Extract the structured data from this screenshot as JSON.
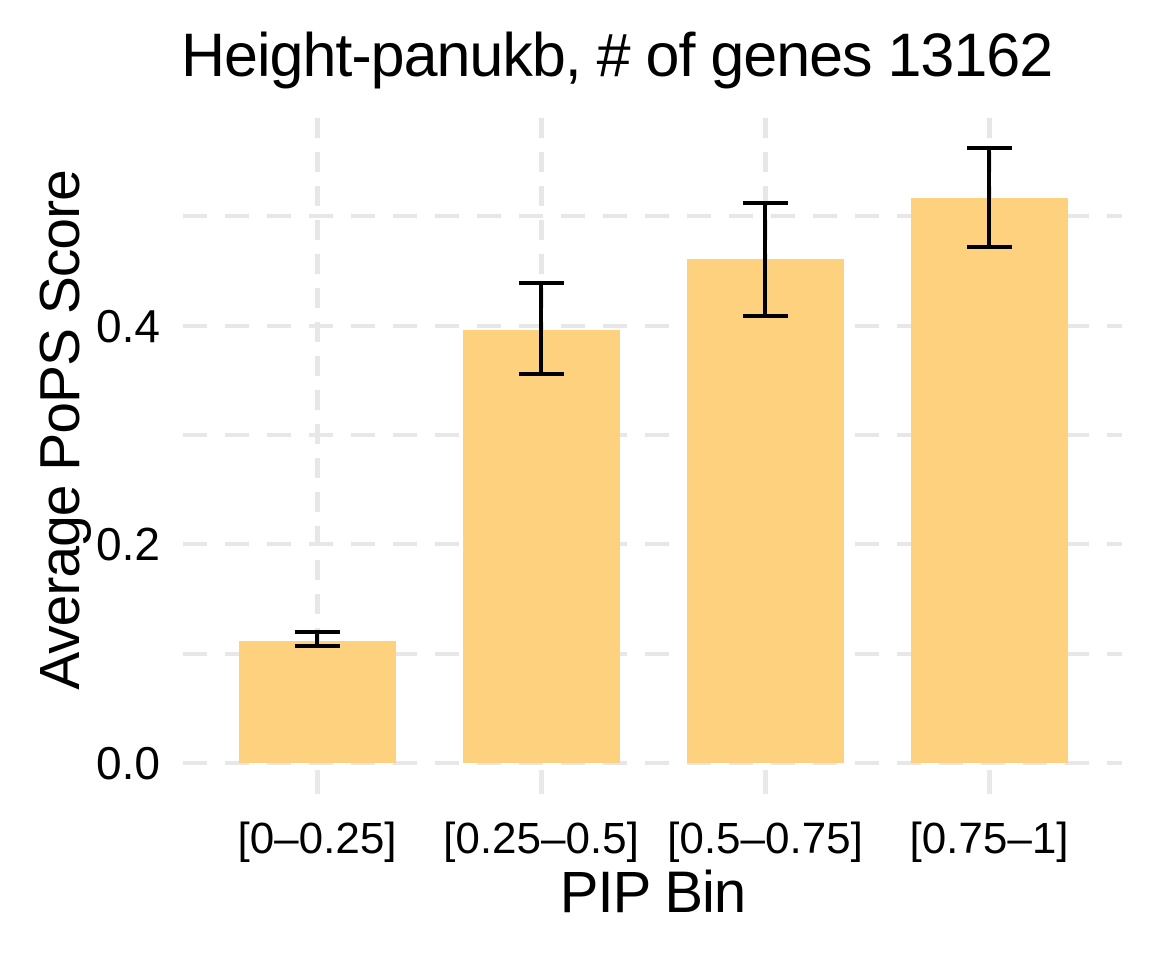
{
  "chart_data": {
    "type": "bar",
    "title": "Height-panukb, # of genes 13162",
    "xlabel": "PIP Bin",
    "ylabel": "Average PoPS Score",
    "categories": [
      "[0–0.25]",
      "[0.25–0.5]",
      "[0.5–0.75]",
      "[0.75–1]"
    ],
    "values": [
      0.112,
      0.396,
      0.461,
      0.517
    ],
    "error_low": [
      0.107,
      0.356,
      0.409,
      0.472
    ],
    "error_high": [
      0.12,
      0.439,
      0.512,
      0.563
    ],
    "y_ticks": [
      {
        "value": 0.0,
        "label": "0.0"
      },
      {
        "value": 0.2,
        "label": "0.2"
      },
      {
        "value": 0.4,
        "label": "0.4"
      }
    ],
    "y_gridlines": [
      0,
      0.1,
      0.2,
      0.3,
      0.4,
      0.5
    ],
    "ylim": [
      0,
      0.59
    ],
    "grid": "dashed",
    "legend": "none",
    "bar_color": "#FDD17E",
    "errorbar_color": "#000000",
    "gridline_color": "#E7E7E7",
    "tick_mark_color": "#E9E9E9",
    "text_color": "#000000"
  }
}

·····

**YOUR INSTRUCTIONS:** Here the job is to print the data above exactly, except for any pictures.

**WORKED SOLUTION:**
Extract the structured data from this screenshot as JSON.
{
  "chart_data": {
    "type": "bar",
    "title": "Height-panukb, # of genes 13162",
    "xlabel": "PIP Bin",
    "ylabel": "Average PoPS Score",
    "categories": [
      "[0–0.25]",
      "[0.25–0.5]",
      "[0.5–0.75]",
      "[0.75–1]"
    ],
    "values": [
      0.112,
      0.396,
      0.461,
      0.517
    ],
    "error_low": [
      0.107,
      0.356,
      0.409,
      0.472
    ],
    "error_high": [
      0.12,
      0.439,
      0.512,
      0.563
    ],
    "y_ticks": [
      {
        "value": 0.0,
        "label": "0.0"
      },
      {
        "value": 0.2,
        "label": "0.2"
      },
      {
        "value": 0.4,
        "label": "0.4"
      }
    ],
    "y_gridlines": [
      0,
      0.1,
      0.2,
      0.3,
      0.4,
      0.5
    ],
    "ylim": [
      0,
      0.59
    ],
    "grid": "dashed",
    "legend": "none",
    "bar_color": "#FDD17E",
    "errorbar_color": "#000000",
    "gridline_color": "#E7E7E7",
    "tick_mark_color": "#E9E9E9",
    "text_color": "#000000"
  }
}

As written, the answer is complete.